Goal =>
Scan the entries and tally the lines that include the string "item". Reply with the figure alone.
········
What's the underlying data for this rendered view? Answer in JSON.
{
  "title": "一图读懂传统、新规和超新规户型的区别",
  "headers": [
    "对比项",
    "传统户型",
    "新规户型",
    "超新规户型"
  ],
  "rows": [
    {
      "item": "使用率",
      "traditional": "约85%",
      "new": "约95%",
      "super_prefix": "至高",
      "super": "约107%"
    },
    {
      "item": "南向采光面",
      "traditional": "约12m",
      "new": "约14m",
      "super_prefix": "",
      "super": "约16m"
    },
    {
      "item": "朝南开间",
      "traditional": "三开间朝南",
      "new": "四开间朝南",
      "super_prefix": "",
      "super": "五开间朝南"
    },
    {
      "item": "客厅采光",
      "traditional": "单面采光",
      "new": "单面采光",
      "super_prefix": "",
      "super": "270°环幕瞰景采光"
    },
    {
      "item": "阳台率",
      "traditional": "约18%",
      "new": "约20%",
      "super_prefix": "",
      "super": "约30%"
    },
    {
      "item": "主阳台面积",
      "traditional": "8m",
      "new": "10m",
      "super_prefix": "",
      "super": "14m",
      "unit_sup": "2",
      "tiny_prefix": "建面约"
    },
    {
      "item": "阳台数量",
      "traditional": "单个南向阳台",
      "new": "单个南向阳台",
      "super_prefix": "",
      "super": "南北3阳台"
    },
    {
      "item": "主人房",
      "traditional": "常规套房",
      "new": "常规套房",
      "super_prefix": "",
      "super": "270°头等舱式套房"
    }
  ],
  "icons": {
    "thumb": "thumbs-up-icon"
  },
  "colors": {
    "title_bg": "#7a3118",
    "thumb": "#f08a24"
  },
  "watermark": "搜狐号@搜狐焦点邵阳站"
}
········
Reply to the task =>
8